* _What to produce_:
Can you write out all the lines word for word, with no pictures?

+ + +

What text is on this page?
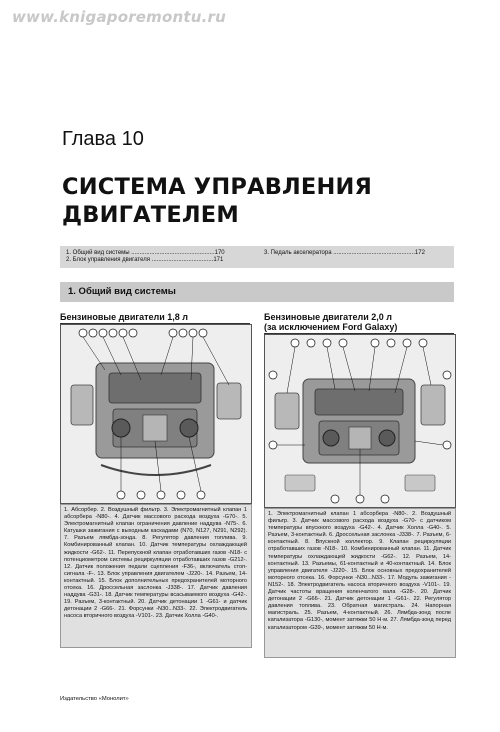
www.knigaporemontu.ru
Глава 10
СИСТЕМА УПРАВЛЕНИЯ
ДВИГАТЕЛЕМ
1. Общий вид системы ..................................................170
2. Блок управления двигателя .....................................171
3. Педаль акселератора .................................................172
1. Общий вид системы
Бензиновые двигатели 1,8 л
1. Абсорбер. 2. Воздушный фильтр. 3. Электромагнитный клапан 1 абсорбера -N80-. 4. Датчик массового расхода воздуха -G70-. 5. Электромагнитный клапан ограничения давление наддува -N75-. 6. Катушки зажигания с выходным каскадами (N70, N127, N291, N292). 7. Разъем лямбда-зонда. 8. Регулятор давления топлива. 9. Комбинированный клапан. 10. Датчик температуры охлаждающей жидкости -G62-. 11. Перепускной клапан отработавших газов -N18- с потенциометром системы рециркуляции отработавших газов -G212-. 12. Датчик положения педали сцепления -F36-, включатель стоп-сигнала -F-. 13. Блок управления двигателем -J220-. 14. Разъем, 14-контактный. 15. Блок дополнительных предохранителей моторного отсека. 16. Дроссельная заслонка -J338-. 17. Датчик давления наддува -G31-. 18. Датчик температуры всасываемого воздуха -G42-. 19. Разъем, 3-контактный. 20. Датчик детонации 1 -G61- и датчик детонации 2 -G66-. 21. Форсунки -N30...N33-. 22. Электродвигатель насоса вторичного воздуха -V101-. 23. Датчик Холла -G40-.
Бензиновые двигатели 2,0 л
(за исключением Ford Galaxy)
1. Электромагнитный клапан 1 абсорбера -N80-. 2. Воздушный фильтр. 3. Датчик массового расхода воздуха -G70- с датчиком температуры впускного воздуха -G42-. 4. Датчик Холла -G40-. 5. Разъем, 3-контактный. 6. Дроссельная заслонка -J338-. 7. Разъем, 6-контактный. 8. Впускной коллектор. 9. Клапан рециркуляции отработавших газов -N18-. 10. Комбинированный клапан. 11. Датчик температуры охлаждающей жидкости -G62-. 12. Разъем, 14-контактный. 13. Разъемы, 61-контактный и 40-контактный. 14. Блок управления двигателя -J220-. 15. Блок основных предохранителей моторного отсека. 16. Форсунки -N30...N33-. 17. Модуль зажигания -N152-. 18. Электродвигатель насоса вторичного воздуха -V101-. 19. Датчик частоты вращения коленчатого вала -G28-. 20. Датчик детонации 2 -G66-. 21. Датчик детонации 1 -G61-. 22. Регулятор давления топлива. 23. Обратная магистраль. 24. Напорная магистраль. 25. Разъем, 4-контактный. 26. Лямбда-зонд после катализатора -G130-, момент затяжки 50 Н·м. 27. Лямбда-зонд перед катализатором -G39-, момент затяжки 50 Н·м.
Издательство «Монолит»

+ + +

* _Answer below_:
What text is on this page?
www.knigaporemontu.ru
Глава 10
СИСТЕМА УПРАВЛЕНИЯ
ДВИГАТЕЛЕМ
1. Общий вид системы ..................................................170
2. Блок управления двигателя .....................................171
3. Педаль акселератора .................................................172
1. Общий вид системы
Бензиновые двигатели 1,8 л
1. Абсорбер. 2. Воздушный фильтр. 3. Электромагнитный клапан 1 абсорбера -N80-. 4. Датчик массового расхода воздуха -G70-. 5. Электромагнитный клапан ограничения давление наддува -N75-. 6. Катушки зажигания с выходным каскадами (N70, N127, N291, N292). 7. Разъем лямбда-зонда. 8. Регулятор давления топлива. 9. Комбинированный клапан. 10. Датчик температуры охлаждающей жидкости -G62-. 11. Перепускной клапан отработавших газов -N18- с потенциометром системы рециркуляции отработавших газов -G212-. 12. Датчик положения педали сцепления -F36-, включатель стоп-сигнала -F-. 13. Блок управления двигателем -J220-. 14. Разъем, 14-контактный. 15. Блок дополнительных предохранителей моторного отсека. 16. Дроссельная заслонка -J338-. 17. Датчик давления наддува -G31-. 18. Датчик температуры всасываемого воздуха -G42-. 19. Разъем, 3-контактный. 20. Датчик детонации 1 -G61- и датчик детонации 2 -G66-. 21. Форсунки -N30...N33-. 22. Электродвигатель насоса вторичного воздуха -V101-. 23. Датчик Холла -G40-.
Бензиновые двигатели 2,0 л
(за исключением Ford Galaxy)
1. Электромагнитный клапан 1 абсорбера -N80-. 2. Воздушный фильтр. 3. Датчик массового расхода воздуха -G70- с датчиком температуры впускного воздуха -G42-. 4. Датчик Холла -G40-. 5. Разъем, 3-контактный. 6. Дроссельная заслонка -J338-. 7. Разъем, 6-контактный. 8. Впускной коллектор. 9. Клапан рециркуляции отработавших газов -N18-. 10. Комбинированный клапан. 11. Датчик температуры охлаждающей жидкости -G62-. 12. Разъем, 14-контактный. 13. Разъемы, 61-контактный и 40-контактный. 14. Блок управления двигателя -J220-. 15. Блок основных предохранителей моторного отсека. 16. Форсунки -N30...N33-. 17. Модуль зажигания -N152-. 18. Электродвигатель насоса вторичного воздуха -V101-. 19. Датчик частоты вращения коленчатого вала -G28-. 20. Датчик детонации 2 -G66-. 21. Датчик детонации 1 -G61-. 22. Регулятор давления топлива. 23. Обратная магистраль. 24. Напорная магистраль. 25. Разъем, 4-контактный. 26. Лямбда-зонд после катализатора -G130-, момент затяжки 50 Н·м. 27. Лямбда-зонд перед катализатором -G39-, момент затяжки 50 Н·м.
Издательство «Монолит»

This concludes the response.